→ **Given data**
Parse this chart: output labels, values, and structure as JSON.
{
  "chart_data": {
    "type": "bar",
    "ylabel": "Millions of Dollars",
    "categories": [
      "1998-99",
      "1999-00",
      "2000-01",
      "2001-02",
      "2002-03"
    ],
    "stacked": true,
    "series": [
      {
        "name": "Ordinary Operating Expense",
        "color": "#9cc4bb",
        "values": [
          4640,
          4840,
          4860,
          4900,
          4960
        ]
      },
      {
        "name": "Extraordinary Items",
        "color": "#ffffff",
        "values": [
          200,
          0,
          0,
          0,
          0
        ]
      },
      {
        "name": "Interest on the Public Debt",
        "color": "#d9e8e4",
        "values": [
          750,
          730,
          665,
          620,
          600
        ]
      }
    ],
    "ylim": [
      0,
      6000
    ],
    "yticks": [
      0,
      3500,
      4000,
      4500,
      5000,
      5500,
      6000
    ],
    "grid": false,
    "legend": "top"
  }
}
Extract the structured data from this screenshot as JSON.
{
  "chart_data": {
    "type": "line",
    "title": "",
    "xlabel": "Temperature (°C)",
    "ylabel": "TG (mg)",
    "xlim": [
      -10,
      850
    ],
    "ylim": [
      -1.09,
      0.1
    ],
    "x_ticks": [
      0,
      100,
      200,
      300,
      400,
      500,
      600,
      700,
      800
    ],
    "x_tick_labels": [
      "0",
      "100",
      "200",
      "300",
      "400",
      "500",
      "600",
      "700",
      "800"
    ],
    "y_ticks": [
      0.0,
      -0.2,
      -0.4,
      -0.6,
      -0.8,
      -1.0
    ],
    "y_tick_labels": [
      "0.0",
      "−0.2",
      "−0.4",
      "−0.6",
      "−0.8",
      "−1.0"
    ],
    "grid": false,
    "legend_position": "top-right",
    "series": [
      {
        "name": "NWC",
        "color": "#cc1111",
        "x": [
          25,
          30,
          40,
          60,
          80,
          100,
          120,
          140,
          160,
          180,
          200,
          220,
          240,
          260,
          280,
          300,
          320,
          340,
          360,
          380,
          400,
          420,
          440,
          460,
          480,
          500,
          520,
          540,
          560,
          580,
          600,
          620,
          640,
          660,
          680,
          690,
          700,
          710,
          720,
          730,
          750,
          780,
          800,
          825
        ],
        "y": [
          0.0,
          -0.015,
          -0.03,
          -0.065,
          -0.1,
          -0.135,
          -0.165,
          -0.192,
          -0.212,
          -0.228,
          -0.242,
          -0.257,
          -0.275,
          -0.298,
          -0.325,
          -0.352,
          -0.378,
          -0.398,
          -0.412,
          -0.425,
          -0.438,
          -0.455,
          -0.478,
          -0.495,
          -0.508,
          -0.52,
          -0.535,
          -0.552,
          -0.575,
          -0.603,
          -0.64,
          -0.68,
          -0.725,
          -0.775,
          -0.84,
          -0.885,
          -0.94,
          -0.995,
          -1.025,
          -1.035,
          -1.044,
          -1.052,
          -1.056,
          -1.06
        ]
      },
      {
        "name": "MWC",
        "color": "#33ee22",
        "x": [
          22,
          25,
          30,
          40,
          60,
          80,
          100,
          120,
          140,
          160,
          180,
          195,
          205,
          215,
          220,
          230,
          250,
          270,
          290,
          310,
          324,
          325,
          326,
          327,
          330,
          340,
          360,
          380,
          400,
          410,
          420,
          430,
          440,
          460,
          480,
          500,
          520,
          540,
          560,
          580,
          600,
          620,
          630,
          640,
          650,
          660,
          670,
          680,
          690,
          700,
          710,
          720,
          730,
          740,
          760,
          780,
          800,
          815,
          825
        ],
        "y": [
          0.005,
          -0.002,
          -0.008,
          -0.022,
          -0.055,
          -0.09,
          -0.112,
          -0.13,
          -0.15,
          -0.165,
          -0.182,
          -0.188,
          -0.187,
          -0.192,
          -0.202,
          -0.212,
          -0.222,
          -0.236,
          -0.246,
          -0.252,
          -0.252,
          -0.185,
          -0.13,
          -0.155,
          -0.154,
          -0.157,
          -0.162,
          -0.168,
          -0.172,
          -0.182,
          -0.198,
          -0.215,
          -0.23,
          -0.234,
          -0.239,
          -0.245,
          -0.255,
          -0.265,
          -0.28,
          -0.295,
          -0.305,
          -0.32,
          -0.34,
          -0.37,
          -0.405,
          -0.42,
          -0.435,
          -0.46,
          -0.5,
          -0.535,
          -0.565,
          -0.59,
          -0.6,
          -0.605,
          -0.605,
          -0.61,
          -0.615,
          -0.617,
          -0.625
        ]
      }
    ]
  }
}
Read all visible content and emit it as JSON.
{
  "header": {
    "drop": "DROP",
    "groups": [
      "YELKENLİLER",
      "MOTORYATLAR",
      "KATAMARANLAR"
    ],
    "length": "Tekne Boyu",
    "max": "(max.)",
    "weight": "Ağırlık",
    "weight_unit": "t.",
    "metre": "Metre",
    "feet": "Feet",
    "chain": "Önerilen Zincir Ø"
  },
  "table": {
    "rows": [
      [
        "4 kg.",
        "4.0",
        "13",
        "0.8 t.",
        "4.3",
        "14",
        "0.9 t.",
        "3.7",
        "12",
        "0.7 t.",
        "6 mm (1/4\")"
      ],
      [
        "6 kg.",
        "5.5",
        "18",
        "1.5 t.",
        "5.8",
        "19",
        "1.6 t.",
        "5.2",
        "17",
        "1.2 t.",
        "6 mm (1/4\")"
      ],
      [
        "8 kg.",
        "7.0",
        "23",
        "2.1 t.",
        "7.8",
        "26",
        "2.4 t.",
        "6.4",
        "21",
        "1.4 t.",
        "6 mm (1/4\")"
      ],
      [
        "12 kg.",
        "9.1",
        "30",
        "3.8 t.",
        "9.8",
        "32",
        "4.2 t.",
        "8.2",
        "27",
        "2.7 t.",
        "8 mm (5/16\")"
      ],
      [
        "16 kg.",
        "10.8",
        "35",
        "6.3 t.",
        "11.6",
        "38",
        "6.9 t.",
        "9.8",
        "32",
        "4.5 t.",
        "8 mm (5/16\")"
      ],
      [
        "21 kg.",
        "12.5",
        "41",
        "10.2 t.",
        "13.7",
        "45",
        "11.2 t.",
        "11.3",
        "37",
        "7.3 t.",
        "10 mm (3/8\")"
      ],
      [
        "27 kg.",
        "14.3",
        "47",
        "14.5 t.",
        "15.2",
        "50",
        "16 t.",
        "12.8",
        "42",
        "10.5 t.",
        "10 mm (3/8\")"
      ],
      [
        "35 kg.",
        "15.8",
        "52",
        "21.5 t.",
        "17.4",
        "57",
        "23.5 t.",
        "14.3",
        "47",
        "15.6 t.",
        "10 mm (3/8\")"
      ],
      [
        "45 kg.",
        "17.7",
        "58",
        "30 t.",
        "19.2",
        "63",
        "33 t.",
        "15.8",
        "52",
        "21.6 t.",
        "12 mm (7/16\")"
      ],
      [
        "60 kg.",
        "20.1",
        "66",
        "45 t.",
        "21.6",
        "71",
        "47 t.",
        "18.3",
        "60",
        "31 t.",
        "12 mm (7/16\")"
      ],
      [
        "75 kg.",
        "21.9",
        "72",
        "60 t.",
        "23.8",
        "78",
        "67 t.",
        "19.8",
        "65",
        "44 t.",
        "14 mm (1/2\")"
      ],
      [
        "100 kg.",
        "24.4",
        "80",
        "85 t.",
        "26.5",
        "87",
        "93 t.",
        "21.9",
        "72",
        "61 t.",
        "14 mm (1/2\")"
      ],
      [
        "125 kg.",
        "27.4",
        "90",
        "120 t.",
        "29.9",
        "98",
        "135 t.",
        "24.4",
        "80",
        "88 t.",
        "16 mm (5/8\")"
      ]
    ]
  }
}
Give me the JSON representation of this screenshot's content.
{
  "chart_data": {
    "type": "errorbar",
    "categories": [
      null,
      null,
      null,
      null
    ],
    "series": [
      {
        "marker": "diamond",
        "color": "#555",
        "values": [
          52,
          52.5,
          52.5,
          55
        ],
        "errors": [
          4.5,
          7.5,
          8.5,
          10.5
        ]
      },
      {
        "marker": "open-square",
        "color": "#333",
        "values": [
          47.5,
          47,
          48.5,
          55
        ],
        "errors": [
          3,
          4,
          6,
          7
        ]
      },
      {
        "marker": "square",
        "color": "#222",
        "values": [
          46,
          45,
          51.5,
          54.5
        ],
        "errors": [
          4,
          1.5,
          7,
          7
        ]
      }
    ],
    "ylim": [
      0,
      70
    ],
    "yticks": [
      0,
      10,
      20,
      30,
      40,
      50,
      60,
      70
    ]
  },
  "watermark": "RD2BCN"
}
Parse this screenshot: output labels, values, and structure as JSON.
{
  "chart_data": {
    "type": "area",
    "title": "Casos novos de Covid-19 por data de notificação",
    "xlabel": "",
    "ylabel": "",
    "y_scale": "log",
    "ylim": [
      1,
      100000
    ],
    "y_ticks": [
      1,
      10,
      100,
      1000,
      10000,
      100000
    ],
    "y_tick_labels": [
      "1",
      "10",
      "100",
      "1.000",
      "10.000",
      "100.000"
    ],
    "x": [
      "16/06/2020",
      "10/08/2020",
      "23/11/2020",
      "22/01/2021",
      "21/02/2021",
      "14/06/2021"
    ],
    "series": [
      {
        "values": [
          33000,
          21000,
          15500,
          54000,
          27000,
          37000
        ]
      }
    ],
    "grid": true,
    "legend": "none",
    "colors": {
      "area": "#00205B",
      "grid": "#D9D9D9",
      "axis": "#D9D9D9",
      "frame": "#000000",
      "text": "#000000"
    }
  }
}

→ **Task to carry out**
Identify the lines in the records above that contain the word "ylabel", then state how many there are and nothing more.

→ **Task solution**
3